● TASK GOAL: What follows are records. Restate all of them word for word.

^^^^

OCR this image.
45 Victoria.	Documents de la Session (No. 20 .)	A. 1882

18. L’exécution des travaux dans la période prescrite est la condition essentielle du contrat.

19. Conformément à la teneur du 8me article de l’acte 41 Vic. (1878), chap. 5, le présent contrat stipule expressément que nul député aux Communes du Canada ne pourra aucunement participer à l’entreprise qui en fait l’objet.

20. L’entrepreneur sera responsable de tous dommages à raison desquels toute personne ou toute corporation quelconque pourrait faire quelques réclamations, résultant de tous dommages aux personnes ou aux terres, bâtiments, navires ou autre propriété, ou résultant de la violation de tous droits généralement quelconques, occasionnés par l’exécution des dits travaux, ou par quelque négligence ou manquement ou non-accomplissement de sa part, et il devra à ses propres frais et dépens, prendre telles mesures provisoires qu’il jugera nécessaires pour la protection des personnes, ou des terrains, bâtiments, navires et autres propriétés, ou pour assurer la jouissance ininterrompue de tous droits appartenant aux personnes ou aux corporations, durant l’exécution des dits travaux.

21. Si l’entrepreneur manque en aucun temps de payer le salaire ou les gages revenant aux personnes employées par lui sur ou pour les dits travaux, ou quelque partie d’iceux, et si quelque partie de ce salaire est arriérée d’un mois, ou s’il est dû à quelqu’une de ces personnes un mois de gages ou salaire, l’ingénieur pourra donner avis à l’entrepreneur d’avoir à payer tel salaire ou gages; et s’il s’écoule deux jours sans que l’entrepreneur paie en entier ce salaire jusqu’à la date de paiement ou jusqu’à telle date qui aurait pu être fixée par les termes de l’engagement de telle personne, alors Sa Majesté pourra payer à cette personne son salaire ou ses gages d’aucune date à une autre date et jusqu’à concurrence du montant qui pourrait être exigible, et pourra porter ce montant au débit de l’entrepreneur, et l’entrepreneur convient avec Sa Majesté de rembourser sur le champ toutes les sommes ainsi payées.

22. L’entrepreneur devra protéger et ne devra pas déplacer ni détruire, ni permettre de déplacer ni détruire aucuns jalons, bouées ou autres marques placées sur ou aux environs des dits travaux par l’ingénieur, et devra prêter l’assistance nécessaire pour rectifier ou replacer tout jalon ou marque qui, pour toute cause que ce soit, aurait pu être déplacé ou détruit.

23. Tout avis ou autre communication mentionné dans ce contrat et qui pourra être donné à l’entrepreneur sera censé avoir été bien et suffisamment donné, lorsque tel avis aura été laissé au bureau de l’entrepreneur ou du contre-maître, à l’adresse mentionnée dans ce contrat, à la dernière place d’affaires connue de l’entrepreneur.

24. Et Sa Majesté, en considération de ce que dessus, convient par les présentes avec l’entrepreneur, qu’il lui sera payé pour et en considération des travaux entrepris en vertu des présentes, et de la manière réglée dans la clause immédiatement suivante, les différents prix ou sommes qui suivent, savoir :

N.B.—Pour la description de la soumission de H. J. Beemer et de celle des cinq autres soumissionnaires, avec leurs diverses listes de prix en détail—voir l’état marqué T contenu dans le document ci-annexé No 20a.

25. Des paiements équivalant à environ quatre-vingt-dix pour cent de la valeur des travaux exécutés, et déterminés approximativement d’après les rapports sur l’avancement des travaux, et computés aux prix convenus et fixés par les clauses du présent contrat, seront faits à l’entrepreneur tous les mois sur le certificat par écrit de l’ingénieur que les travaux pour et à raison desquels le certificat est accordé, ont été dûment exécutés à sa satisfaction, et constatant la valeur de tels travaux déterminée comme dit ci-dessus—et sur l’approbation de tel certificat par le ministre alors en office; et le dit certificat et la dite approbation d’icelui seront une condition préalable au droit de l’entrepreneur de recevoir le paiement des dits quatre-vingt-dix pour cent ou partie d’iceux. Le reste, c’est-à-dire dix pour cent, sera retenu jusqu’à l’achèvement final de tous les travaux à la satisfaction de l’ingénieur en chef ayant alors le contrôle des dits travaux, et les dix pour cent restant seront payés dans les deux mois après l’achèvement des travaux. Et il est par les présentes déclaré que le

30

^^^^

● FINISHED ANSWER:
OCR this image.
45 Victoria.	Documents de la Session (No. 20 .)	A. 1882

18. L’exécution des travaux dans la période prescrite est la condition essentielle du contrat.

19. Conformément à la teneur du 8me article de l’acte 41 Vic. (1878), chap. 5, le présent contrat stipule expressément que nul député aux Communes du Canada ne pourra aucunement participer à l’entreprise qui en fait l’objet.

20. L’entrepreneur sera responsable de tous dommages à raison desquels toute personne ou toute corporation quelconque pourrait faire quelques réclamations, résultant de tous dommages aux personnes ou aux terres, bâtiments, navires ou autre propriété, ou résultant de la violation de tous droits généralement quelconques, occasionnés par l’exécution des dits travaux, ou par quelque négligence ou manquement ou non-accomplissement de sa part, et il devra à ses propres frais et dépens, prendre telles mesures provisoires qu’il jugera nécessaires pour la protection des personnes, ou des terrains, bâtiments, navires et autres propriétés, ou pour assurer la jouissance ininterrompue de tous droits appartenant aux personnes ou aux corporations, durant l’exécution des dits travaux.

21. Si l’entrepreneur manque en aucun temps de payer le salaire ou les gages revenant aux personnes employées par lui sur ou pour les dits travaux, ou quelque partie d’iceux, et si quelque partie de ce salaire est arriérée d’un mois, ou s’il est dû à quelqu’une de ces personnes un mois de gages ou salaire, l’ingénieur pourra donner avis à l’entrepreneur d’avoir à payer tel salaire ou gages; et s’il s’écoule deux jours sans que l’entrepreneur paie en entier ce salaire jusqu’à la date de paiement ou jusqu’à telle date qui aurait pu être fixée par les termes de l’engagement de telle personne, alors Sa Majesté pourra payer à cette personne son salaire ou ses gages d’aucune date à une autre date et jusqu’à concurrence du montant qui pourrait être exigible, et pourra porter ce montant au débit de l’entrepreneur, et l’entrepreneur convient avec Sa Majesté de rembourser sur le champ toutes les sommes ainsi payées.

22. L’entrepreneur devra protéger et ne devra pas déplacer ni détruire, ni permettre de déplacer ni détruire aucuns jalons, bouées ou autres marques placées sur ou aux environs des dits travaux par l’ingénieur, et devra prêter l’assistance nécessaire pour rectifier ou replacer tout jalon ou marque qui, pour toute cause que ce soit, aurait pu être déplacé ou détruit.

23. Tout avis ou autre communication mentionné dans ce contrat et qui pourra être donné à l’entrepreneur sera censé avoir été bien et suffisamment donné, lorsque tel avis aura été laissé au bureau de l’entrepreneur ou du contre-maître, à l’adresse mentionnée dans ce contrat, à la dernière place d’affaires connue de l’entrepreneur.

24. Et Sa Majesté, en considération de ce que dessus, convient par les présentes avec l’entrepreneur, qu’il lui sera payé pour et en considération des travaux entrepris en vertu des présentes, et de la manière réglée dans la clause immédiatement suivante, les différents prix ou sommes qui suivent, savoir :

N.B.—Pour la description de la soumission de H. J. Beemer et de celle des cinq autres soumissionnaires, avec leurs diverses listes de prix en détail—voir l’état marqué T contenu dans le document ci-annexé No 20a.

25. Des paiements équivalant à environ quatre-vingt-dix pour cent de la valeur des travaux exécutés, et déterminés approximativement d’après les rapports sur l’avancement des travaux, et computés aux prix convenus et fixés par les clauses du présent contrat, seront faits à l’entrepreneur tous les mois sur le certificat par écrit de l’ingénieur que les travaux pour et à raison desquels le certificat est accordé, ont été dûment exécutés à sa satisfaction, et constatant la valeur de tels travaux déterminée comme dit ci-dessus—et sur l’approbation de tel certificat par le ministre alors en office; et le dit certificat et la dite approbation d’icelui seront une condition préalable au droit de l’entrepreneur de recevoir le paiement des dits quatre-vingt-dix pour cent ou partie d’iceux. Le reste, c’est-à-dire dix pour cent, sera retenu jusqu’à l’achèvement final de tous les travaux à la satisfaction de l’ingénieur en chef ayant alors le contrôle des dits travaux, et les dix pour cent restant seront payés dans les deux mois après l’achèvement des travaux. Et il est par les présentes déclaré que le

30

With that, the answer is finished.